WRITTEN REQUEST | Read the lines below. Copy out any that hold the string "最需教育".

BEGIN INFORMATION PROVIDED

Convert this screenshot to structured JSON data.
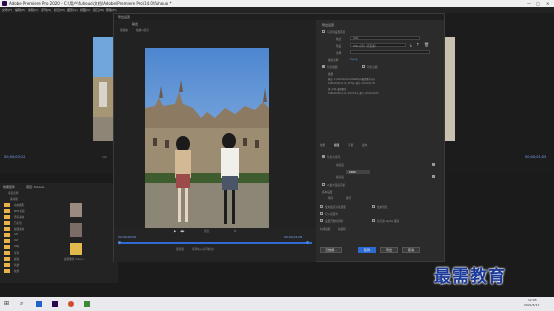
{
  "app": {
    "title": "Adobe Premiere Pro 2020 - C:\\用户\\fuhouo\\文档\\Adobe\\Premiere Pro\\14.0\\fuhouo *",
    "menu": [
      "文件(F)",
      "编辑(E)",
      "剪辑(C)",
      "序列(S)",
      "标记(M)",
      "图形(G)",
      "视图(V)",
      "窗口(W)",
      "帮助(H)"
    ],
    "window_controls": [
      "—",
      "□",
      "✕"
    ]
  },
  "left_monitor": {
    "timecode": "00;00;03;12",
    "page": "1/2"
  },
  "right_monitor": {
    "timecode": "00;00;01;05"
  },
  "project_panel": {
    "tabs": [
      "效果控件",
      "项目: fuhouo"
    ],
    "items": [
      "项目名称",
      "素材箱",
      "动态图形",
      "MP4音频",
      "所有素材",
      "已标签",
      "视频素材",
      "ATI",
      "AVI",
      "RWJ",
      "序列",
      "视频",
      "新建",
      "效果"
    ],
    "thumb_label": "最需教育 fuhou..."
  },
  "dialog": {
    "title": "导出设置",
    "tabs": [
      "输出"
    ],
    "source_scaling_label": "源缩放",
    "source_scaling_value": "缩放以适合",
    "export_settings": {
      "header": "导出设置",
      "match_sequence": "与序列设置匹配",
      "format_label": "格式",
      "format_value": "PNG",
      "preset_label": "预设",
      "preset_value": "PNG 序列（匹配源）",
      "comment_label": "注释",
      "output_name_label": "输出名称",
      "output_name_value": "0.png",
      "export_video": "导出视频",
      "export_audio": "导出音频",
      "summary_label": "摘要",
      "summary_output": "输出: C:\\Users\\fuhouo\\Desktop\\最需教育.jpg",
      "summary_output_detail": "1080x1920 (1.0), 25 fps, 逐行, 00;00;01;05",
      "summary_source": "源: 序列, 最需教育",
      "summary_source_detail": "1080x1920 (1.0), 29.97 fps, 逐行, 00;00;01;05"
    },
    "setting_tabs": [
      "效果",
      "视频",
      "字幕",
      "发布"
    ],
    "export_as_sequence": "导出为序列",
    "frame_width_label": "帧宽度",
    "frame_height_label": "帧高度",
    "frame_value": "1080",
    "render_max_depth": "以最大深度渲染",
    "basic_settings_label": "基本设置",
    "field_order_label": "场序",
    "field_order_value": "逐行",
    "options": [
      "使用最高渲染质量",
      "使用预览",
      "导入项目中",
      "设置开始时间码",
      "仅渲染 Alpha 通道"
    ],
    "time_interpolation_label": "时间插值",
    "time_interpolation_value": "帧采样",
    "buttons": {
      "metadata": "元数据...",
      "queue": "队列",
      "export": "导出",
      "cancel": "取消"
    },
    "timeline": {
      "in_timecode": "00;00;00;00",
      "out_timecode": "00;00;01;05",
      "source_range_label": "源范围",
      "source_range_value": "序列切入/序列切出",
      "fit_label": "适合"
    }
  },
  "taskbar": {
    "time": "12:05",
    "date": "2021/5/17"
  },
  "watermark": "最需教育"
}
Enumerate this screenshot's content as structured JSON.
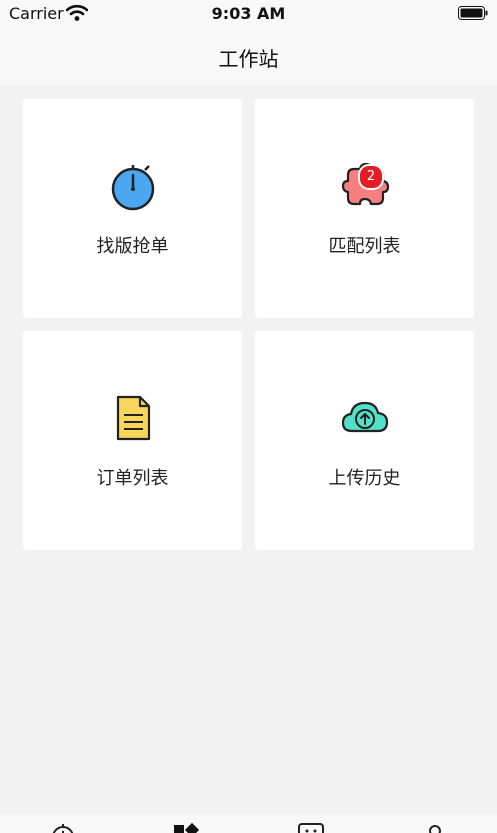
{
  "status_bar": {
    "carrier": "Carrier",
    "time": "9:03 AM"
  },
  "nav": {
    "title": "工作站"
  },
  "cards": [
    {
      "label": "找版抢单",
      "icon": "stopwatch-icon"
    },
    {
      "label": "匹配列表",
      "icon": "puzzle-icon",
      "badge": "2"
    },
    {
      "label": "订单列表",
      "icon": "document-icon"
    },
    {
      "label": "上传历史",
      "icon": "cloud-upload-icon"
    }
  ],
  "colors": {
    "stopwatch_fill": "#4aa8f0",
    "puzzle_fill": "#f77f7f",
    "document_fill": "#f6d65c",
    "cloud_fill": "#53e0c8",
    "badge": "#e51c23"
  },
  "tab_bar": {
    "tabs": [
      {
        "icon": "stopwatch-tab-icon"
      },
      {
        "icon": "grid-tab-icon"
      },
      {
        "icon": "box-tab-icon"
      },
      {
        "icon": "person-tab-icon"
      }
    ]
  }
}
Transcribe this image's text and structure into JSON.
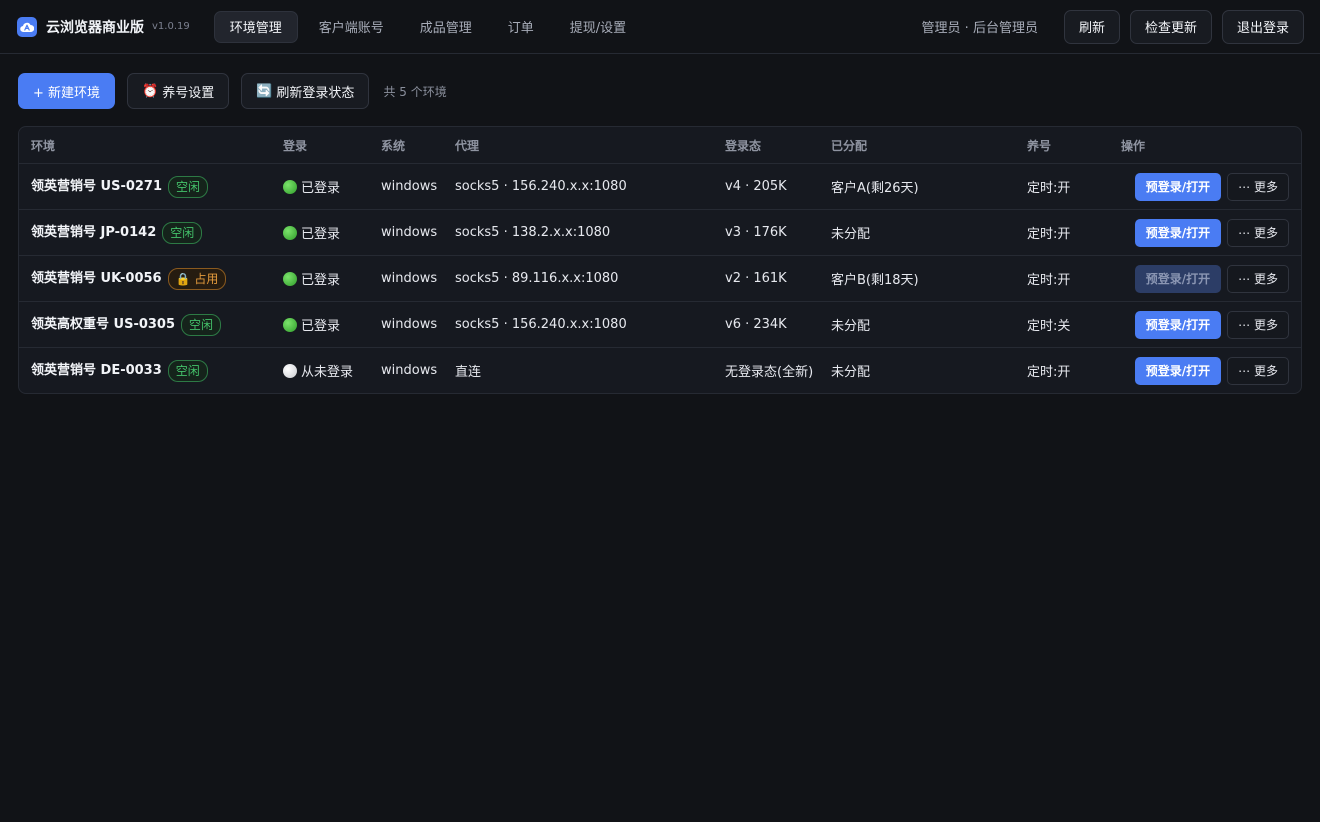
{
  "app": {
    "name": "云浏览器商业版",
    "version": "v1.0.19",
    "accent": "#4a7cf3"
  },
  "nav": {
    "tabs": [
      "环境管理",
      "客户端账号",
      "成品管理",
      "订单",
      "提现/设置"
    ],
    "active": "环境管理"
  },
  "header": {
    "user": "管理员 · 后台管理员",
    "refresh": "刷新",
    "check_update": "检查更新",
    "logout": "退出登录"
  },
  "toolbar": {
    "new_env": "+ 新建环境",
    "nurture_icon": "⏰",
    "nurture": "养号设置",
    "refresh_login_icon": "🔄",
    "refresh_login": "刷新登录状态",
    "count": "共 5 个环境"
  },
  "table": {
    "headers": [
      "环境",
      "登录",
      "系统",
      "代理",
      "登录态",
      "已分配",
      "养号",
      "操作"
    ],
    "rows": [
      {
        "name": "领英营销号 US-0271",
        "tag": "空闲",
        "tag_type": "free",
        "login": "已登录",
        "login_state": "green",
        "os": "windows",
        "proxy": "socks5 · 156.240.x.x:1080",
        "session": "v4 · 205K",
        "assigned": "客户A(剩26天)",
        "nurture": "定时:开",
        "open": "预登录/打开",
        "open_disabled": false,
        "more": "⋯ 更多"
      },
      {
        "name": "领英营销号 JP-0142",
        "tag": "空闲",
        "tag_type": "free",
        "login": "已登录",
        "login_state": "green",
        "os": "windows",
        "proxy": "socks5 · 138.2.x.x:1080",
        "session": "v3 · 176K",
        "assigned": "未分配",
        "nurture": "定时:开",
        "open": "预登录/打开",
        "open_disabled": false,
        "more": "⋯ 更多"
      },
      {
        "name": "领英营销号 UK-0056",
        "tag": "🔒 占用",
        "tag_type": "busy",
        "login": "已登录",
        "login_state": "green",
        "os": "windows",
        "proxy": "socks5 · 89.116.x.x:1080",
        "session": "v2 · 161K",
        "assigned": "客户B(剩18天)",
        "nurture": "定时:开",
        "open": "预登录/打开",
        "open_disabled": true,
        "more": "⋯ 更多"
      },
      {
        "name": "领英高权重号 US-0305",
        "tag": "空闲",
        "tag_type": "free",
        "login": "已登录",
        "login_state": "green",
        "os": "windows",
        "proxy": "socks5 · 156.240.x.x:1080",
        "session": "v6 · 234K",
        "assigned": "未分配",
        "nurture": "定时:关",
        "open": "预登录/打开",
        "open_disabled": false,
        "more": "⋯ 更多"
      },
      {
        "name": "领英营销号 DE-0033",
        "tag": "空闲",
        "tag_type": "free",
        "login": "从未登录",
        "login_state": "grey",
        "os": "windows",
        "proxy": "直连",
        "session": "无登录态(全新)",
        "assigned": "未分配",
        "nurture": "定时:开",
        "open": "预登录/打开",
        "open_disabled": false,
        "more": "⋯ 更多"
      }
    ]
  }
}
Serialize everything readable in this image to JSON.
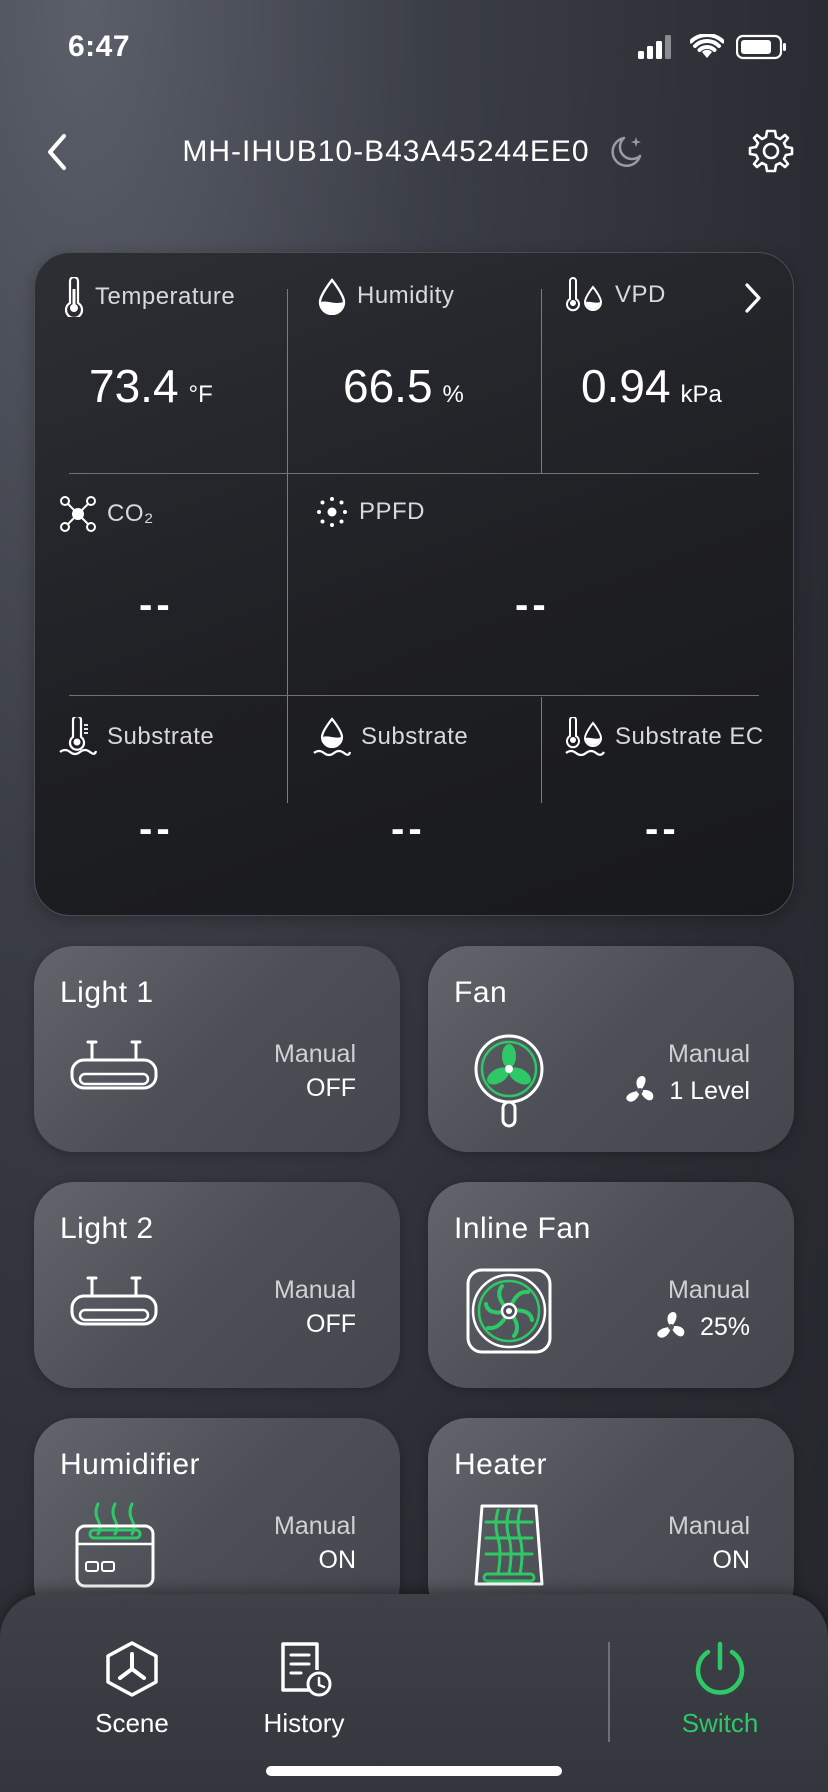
{
  "status_bar": {
    "time": "6:47",
    "icons": [
      "cellular-signal-icon",
      "wifi-icon",
      "battery-icon"
    ]
  },
  "header": {
    "title": "MH-IHUB10-B43A45244EE0",
    "icons": [
      "back-chevron-icon",
      "moon-icon",
      "gear-icon"
    ]
  },
  "sensors": {
    "temperature": {
      "label": "Temperature",
      "value": "73.4",
      "unit": "°F"
    },
    "humidity": {
      "label": "Humidity",
      "value": "66.5",
      "unit": "%"
    },
    "vpd": {
      "label": "VPD",
      "value": "0.94",
      "unit": "kPa"
    },
    "co2": {
      "label": "CO₂",
      "value": "--"
    },
    "ppfd": {
      "label": "PPFD",
      "value": "--"
    },
    "substrate_temp": {
      "label": "Substrate",
      "value": "--"
    },
    "substrate_humidity": {
      "label": "Substrate",
      "value": "--"
    },
    "substrate_ec": {
      "label": "Substrate EC",
      "value": "--"
    }
  },
  "devices": [
    {
      "name": "Light 1",
      "mode": "Manual",
      "state": "OFF",
      "icon": "grow-light-icon"
    },
    {
      "name": "Fan",
      "mode": "Manual",
      "state": "1 Level",
      "icon": "oscillating-fan-icon"
    },
    {
      "name": "Light 2",
      "mode": "Manual",
      "state": "OFF",
      "icon": "grow-light-icon"
    },
    {
      "name": "Inline Fan",
      "mode": "Manual",
      "state": "25%",
      "icon": "inline-fan-icon"
    },
    {
      "name": "Humidifier",
      "mode": "Manual",
      "state": "ON",
      "icon": "humidifier-icon"
    },
    {
      "name": "Heater",
      "mode": "Manual",
      "state": "ON",
      "icon": "heater-icon"
    }
  ],
  "bottom_nav": {
    "scene": "Scene",
    "history": "History",
    "switch": "Switch"
  },
  "colors": {
    "accent_green": "#2ec866",
    "card_dark": "#1e1f23",
    "device_card": "#55585f"
  }
}
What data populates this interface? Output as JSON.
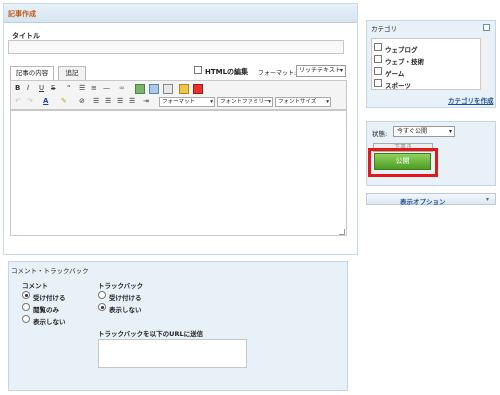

END INFORMATION PROVIDED

RESPONSE TO THIS TASK |
    "thumb_label": "最需教育 fuhou..."
      "summary_output": "输出: C:\\Users\\fuhouo\\Desktop\\最需教育.jpg",
      "summary_source": "源: 序列, 最需教育",
  "watermark": "最需教育"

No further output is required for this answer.